_Records for this task:_
= = = = = = =

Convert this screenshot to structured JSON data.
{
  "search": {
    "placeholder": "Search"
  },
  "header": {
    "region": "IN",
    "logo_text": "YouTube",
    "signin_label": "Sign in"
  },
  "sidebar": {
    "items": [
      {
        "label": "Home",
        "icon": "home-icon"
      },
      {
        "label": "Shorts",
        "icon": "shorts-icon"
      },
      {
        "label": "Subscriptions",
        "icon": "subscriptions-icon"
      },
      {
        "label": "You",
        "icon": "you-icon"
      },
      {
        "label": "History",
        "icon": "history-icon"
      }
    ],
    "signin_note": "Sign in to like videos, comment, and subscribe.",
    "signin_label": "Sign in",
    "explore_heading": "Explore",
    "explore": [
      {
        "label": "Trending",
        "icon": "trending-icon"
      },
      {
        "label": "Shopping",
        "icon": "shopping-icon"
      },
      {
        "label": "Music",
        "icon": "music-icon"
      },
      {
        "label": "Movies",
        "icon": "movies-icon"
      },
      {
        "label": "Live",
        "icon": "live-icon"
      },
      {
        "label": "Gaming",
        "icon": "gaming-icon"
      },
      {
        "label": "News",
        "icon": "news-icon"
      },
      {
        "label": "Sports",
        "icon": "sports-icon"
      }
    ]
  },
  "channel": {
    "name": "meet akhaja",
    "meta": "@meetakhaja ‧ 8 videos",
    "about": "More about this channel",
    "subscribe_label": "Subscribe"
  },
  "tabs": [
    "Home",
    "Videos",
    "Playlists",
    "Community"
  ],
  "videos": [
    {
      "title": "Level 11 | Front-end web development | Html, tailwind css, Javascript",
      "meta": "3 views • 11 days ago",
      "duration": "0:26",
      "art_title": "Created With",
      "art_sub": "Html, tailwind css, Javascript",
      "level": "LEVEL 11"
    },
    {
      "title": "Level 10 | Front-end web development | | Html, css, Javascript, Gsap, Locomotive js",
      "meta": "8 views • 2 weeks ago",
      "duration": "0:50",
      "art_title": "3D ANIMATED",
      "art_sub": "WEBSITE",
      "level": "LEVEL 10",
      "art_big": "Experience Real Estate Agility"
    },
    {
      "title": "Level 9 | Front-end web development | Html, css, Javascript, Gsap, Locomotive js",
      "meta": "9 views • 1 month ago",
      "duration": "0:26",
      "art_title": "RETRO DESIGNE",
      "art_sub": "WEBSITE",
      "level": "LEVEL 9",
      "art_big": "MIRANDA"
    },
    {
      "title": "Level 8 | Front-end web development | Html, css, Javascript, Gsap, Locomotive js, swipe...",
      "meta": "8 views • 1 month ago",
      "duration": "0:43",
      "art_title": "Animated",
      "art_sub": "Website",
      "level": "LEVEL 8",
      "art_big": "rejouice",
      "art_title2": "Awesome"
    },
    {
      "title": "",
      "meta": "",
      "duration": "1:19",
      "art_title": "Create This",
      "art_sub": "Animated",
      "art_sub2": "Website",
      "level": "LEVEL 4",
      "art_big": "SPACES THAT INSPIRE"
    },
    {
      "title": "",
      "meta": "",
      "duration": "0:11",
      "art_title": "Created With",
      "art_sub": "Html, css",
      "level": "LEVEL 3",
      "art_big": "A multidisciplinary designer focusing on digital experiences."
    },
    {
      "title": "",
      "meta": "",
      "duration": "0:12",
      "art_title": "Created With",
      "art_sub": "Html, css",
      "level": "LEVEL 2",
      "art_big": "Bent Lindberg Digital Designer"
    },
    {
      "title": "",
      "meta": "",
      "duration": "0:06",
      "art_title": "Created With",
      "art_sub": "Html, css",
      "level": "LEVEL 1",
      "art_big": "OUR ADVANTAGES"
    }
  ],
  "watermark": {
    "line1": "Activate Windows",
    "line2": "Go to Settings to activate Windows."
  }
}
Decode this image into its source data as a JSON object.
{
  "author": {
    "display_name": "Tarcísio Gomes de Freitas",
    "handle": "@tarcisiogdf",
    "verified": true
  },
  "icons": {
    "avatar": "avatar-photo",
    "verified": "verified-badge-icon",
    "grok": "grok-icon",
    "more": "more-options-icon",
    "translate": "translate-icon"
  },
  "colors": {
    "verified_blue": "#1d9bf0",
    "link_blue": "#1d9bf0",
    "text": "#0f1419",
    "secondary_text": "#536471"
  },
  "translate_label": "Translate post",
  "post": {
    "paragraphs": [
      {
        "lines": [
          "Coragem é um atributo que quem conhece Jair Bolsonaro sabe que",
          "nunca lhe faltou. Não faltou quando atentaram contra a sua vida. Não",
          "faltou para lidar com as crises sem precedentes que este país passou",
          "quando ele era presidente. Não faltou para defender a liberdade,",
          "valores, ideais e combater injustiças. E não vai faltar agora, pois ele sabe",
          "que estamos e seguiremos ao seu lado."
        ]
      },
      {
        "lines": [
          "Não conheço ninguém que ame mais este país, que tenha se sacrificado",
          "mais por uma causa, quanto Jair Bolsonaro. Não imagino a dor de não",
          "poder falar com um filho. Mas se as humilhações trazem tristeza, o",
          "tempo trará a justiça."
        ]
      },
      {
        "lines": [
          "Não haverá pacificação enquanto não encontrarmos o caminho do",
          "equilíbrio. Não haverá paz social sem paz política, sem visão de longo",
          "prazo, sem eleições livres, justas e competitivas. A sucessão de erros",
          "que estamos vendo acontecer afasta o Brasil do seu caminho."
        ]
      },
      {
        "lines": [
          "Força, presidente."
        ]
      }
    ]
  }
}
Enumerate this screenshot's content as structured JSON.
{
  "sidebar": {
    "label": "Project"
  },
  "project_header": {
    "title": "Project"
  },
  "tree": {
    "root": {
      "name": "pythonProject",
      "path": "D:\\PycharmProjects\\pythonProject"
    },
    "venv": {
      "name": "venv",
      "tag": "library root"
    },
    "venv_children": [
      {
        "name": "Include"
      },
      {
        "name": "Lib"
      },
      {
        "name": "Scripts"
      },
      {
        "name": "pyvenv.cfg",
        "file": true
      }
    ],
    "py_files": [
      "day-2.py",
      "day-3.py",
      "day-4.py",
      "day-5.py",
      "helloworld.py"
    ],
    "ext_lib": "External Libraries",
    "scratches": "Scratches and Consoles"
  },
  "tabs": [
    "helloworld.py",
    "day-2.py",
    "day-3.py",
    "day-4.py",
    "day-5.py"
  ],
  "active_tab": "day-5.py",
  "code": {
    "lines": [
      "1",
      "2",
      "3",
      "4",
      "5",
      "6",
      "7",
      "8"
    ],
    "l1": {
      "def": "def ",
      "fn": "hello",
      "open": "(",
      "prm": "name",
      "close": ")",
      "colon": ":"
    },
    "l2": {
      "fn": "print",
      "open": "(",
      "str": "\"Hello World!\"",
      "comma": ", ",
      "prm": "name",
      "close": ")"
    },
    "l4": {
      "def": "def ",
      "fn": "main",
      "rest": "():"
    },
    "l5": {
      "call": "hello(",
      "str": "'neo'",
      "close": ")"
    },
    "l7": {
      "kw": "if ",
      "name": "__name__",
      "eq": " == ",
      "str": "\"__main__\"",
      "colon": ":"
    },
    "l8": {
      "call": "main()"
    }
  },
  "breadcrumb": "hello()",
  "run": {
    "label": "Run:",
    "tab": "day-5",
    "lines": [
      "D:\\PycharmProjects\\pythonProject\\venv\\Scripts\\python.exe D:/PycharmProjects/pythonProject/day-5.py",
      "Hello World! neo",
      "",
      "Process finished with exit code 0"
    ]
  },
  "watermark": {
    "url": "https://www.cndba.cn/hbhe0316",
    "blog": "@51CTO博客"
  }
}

= = = = = = =

_Stated problem:_ Transcribe every entry exactly, omitting nothing.

_The reply:_
Convert this screenshot to structured JSON data.
{
  "search": {
    "placeholder": "Search"
  },
  "header": {
    "region": "IN",
    "logo_text": "YouTube",
    "signin_label": "Sign in"
  },
  "sidebar": {
    "items": [
      {
        "label": "Home",
        "icon": "home-icon"
      },
      {
        "label": "Shorts",
        "icon": "shorts-icon"
      },
      {
        "label": "Subscriptions",
        "icon": "subscriptions-icon"
      },
      {
        "label": "You",
        "icon": "you-icon"
      },
      {
        "label": "History",
        "icon": "history-icon"
      }
    ],
    "signin_note": "Sign in to like videos, comment, and subscribe.",
    "signin_label": "Sign in",
    "explore_heading": "Explore",
    "explore": [
      {
        "label": "Trending",
        "icon": "trending-icon"
      },
      {
        "label": "Shopping",
        "icon": "shopping-icon"
      },
      {
        "label": "Music",
        "icon": "music-icon"
      },
      {
        "label": "Movies",
        "icon": "movies-icon"
      },
      {
        "label": "Live",
        "icon": "live-icon"
      },
      {
        "label": "Gaming",
        "icon": "gaming-icon"
      },
      {
        "label": "News",
        "icon": "news-icon"
      },
      {
        "label": "Sports",
        "icon": "sports-icon"
      }
    ]
  },
  "channel": {
    "name": "meet akhaja",
    "meta": "@meetakhaja ‧ 8 videos",
    "about": "More about this channel",
    "subscribe_label": "Subscribe"
  },
  "tabs": [
    "Home",
    "Videos",
    "Playlists",
    "Community"
  ],
  "videos": [
    {
      "title": "Level 11 | Front-end web development | Html, tailwind css, Javascript",
      "meta": "3 views • 11 days ago",
      "duration": "0:26",
      "art_title": "Created With",
      "art_sub": "Html, tailwind css, Javascript",
      "level": "LEVEL 11"
    },
    {
      "title": "Level 10 | Front-end web development | | Html, css, Javascript, Gsap, Locomotive js",
      "meta": "8 views • 2 weeks ago",
      "duration": "0:50",
      "art_title": "3D ANIMATED",
      "art_sub": "WEBSITE",
      "level": "LEVEL 10",
      "art_big": "Experience Real Estate Agility"
    },
    {
      "title": "Level 9 | Front-end web development | Html, css, Javascript, Gsap, Locomotive js",
      "meta": "9 views • 1 month ago",
      "duration": "0:26",
      "art_title": "RETRO DESIGNE",
      "art_sub": "WEBSITE",
      "level": "LEVEL 9",
      "art_big": "MIRANDA"
    },
    {
      "title": "Level 8 | Front-end web development | Html, css, Javascript, Gsap, Locomotive js, swipe...",
      "meta": "8 views • 1 month ago",
      "duration": "0:43",
      "art_title": "Animated",
      "art_sub": "Website",
      "level": "LEVEL 8",
      "art_big": "rejouice",
      "art_title2": "Awesome"
    },
    {
      "title": "",
      "meta": "",
      "duration": "1:19",
      "art_title": "Create This",
      "art_sub": "Animated",
      "art_sub2": "Website",
      "level": "LEVEL 4",
      "art_big": "SPACES THAT INSPIRE"
    },
    {
      "title": "",
      "meta": "",
      "duration": "0:11",
      "art_title": "Created With",
      "art_sub": "Html, css",
      "level": "LEVEL 3",
      "art_big": "A multidisciplinary designer focusing on digital experiences."
    },
    {
      "title": "",
      "meta": "",
      "duration": "0:12",
      "art_title": "Created With",
      "art_sub": "Html, css",
      "level": "LEVEL 2",
      "art_big": "Bent Lindberg Digital Designer"
    },
    {
      "title": "",
      "meta": "",
      "duration": "0:06",
      "art_title": "Created With",
      "art_sub": "Html, css",
      "level": "LEVEL 1",
      "art_big": "OUR ADVANTAGES"
    }
  ],
  "watermark": {
    "line1": "Activate Windows",
    "line2": "Go to Settings to activate Windows."
  }
}
Decode this image into its source data as a JSON object.
{
  "author": {
    "display_name": "Tarcísio Gomes de Freitas",
    "handle": "@tarcisiogdf",
    "verified": true
  },
  "icons": {
    "avatar": "avatar-photo",
    "verified": "verified-badge-icon",
    "grok": "grok-icon",
    "more": "more-options-icon",
    "translate": "translate-icon"
  },
  "colors": {
    "verified_blue": "#1d9bf0",
    "link_blue": "#1d9bf0",
    "text": "#0f1419",
    "secondary_text": "#536471"
  },
  "translate_label": "Translate post",
  "post": {
    "paragraphs": [
      {
        "lines": [
          "Coragem é um atributo que quem conhece Jair Bolsonaro sabe que",
          "nunca lhe faltou. Não faltou quando atentaram contra a sua vida. Não",
          "faltou para lidar com as crises sem precedentes que este país passou",
          "quando ele era presidente. Não faltou para defender a liberdade,",
          "valores, ideais e combater injustiças. E não vai faltar agora, pois ele sabe",
          "que estamos e seguiremos ao seu lado."
        ]
      },
      {
        "lines": [
          "Não conheço ninguém que ame mais este país, que tenha se sacrificado",
          "mais por uma causa, quanto Jair Bolsonaro. Não imagino a dor de não",
          "poder falar com um filho. Mas se as humilhações trazem tristeza, o",
          "tempo trará a justiça."
        ]
      },
      {
        "lines": [
          "Não haverá pacificação enquanto não encontrarmos o caminho do",
          "equilíbrio. Não haverá paz social sem paz política, sem visão de longo",
          "prazo, sem eleições livres, justas e competitivas. A sucessão de erros",
          "que estamos vendo acontecer afasta o Brasil do seu caminho."
        ]
      },
      {
        "lines": [
          "Força, presidente."
        ]
      }
    ]
  }
}
Enumerate this screenshot's content as structured JSON.
{
  "sidebar": {
    "label": "Project"
  },
  "project_header": {
    "title": "Project"
  },
  "tree": {
    "root": {
      "name": "pythonProject",
      "path": "D:\\PycharmProjects\\pythonProject"
    },
    "venv": {
      "name": "venv",
      "tag": "library root"
    },
    "venv_children": [
      {
        "name": "Include"
      },
      {
        "name": "Lib"
      },
      {
        "name": "Scripts"
      },
      {
        "name": "pyvenv.cfg",
        "file": true
      }
    ],
    "py_files": [
      "day-2.py",
      "day-3.py",
      "day-4.py",
      "day-5.py",
      "helloworld.py"
    ],
    "ext_lib": "External Libraries",
    "scratches": "Scratches and Consoles"
  },
  "tabs": [
    "helloworld.py",
    "day-2.py",
    "day-3.py",
    "day-4.py",
    "day-5.py"
  ],
  "active_tab": "day-5.py",
  "code": {
    "lines": [
      "1",
      "2",
      "3",
      "4",
      "5",
      "6",
      "7",
      "8"
    ],
    "l1": {
      "def": "def ",
      "fn": "hello",
      "open": "(",
      "prm": "name",
      "close": ")",
      "colon": ":"
    },
    "l2": {
      "fn": "print",
      "open": "(",
      "str": "\"Hello World!\"",
      "comma": ", ",
      "prm": "name",
      "close": ")"
    },
    "l4": {
      "def": "def ",
      "fn": "main",
      "rest": "():"
    },
    "l5": {
      "call": "hello(",
      "str": "'neo'",
      "close": ")"
    },
    "l7": {
      "kw": "if ",
      "name": "__name__",
      "eq": " == ",
      "str": "\"__main__\"",
      "colon": ":"
    },
    "l8": {
      "call": "main()"
    }
  },
  "breadcrumb": "hello()",
  "run": {
    "label": "Run:",
    "tab": "day-5",
    "lines": [
      "D:\\PycharmProjects\\pythonProject\\venv\\Scripts\\python.exe D:/PycharmProjects/pythonProject/day-5.py",
      "Hello World! neo",
      "",
      "Process finished with exit code 0"
    ]
  },
  "watermark": {
    "url": "https://www.cndba.cn/hbhe0316",
    "blog": "@51CTO博客"
  }
}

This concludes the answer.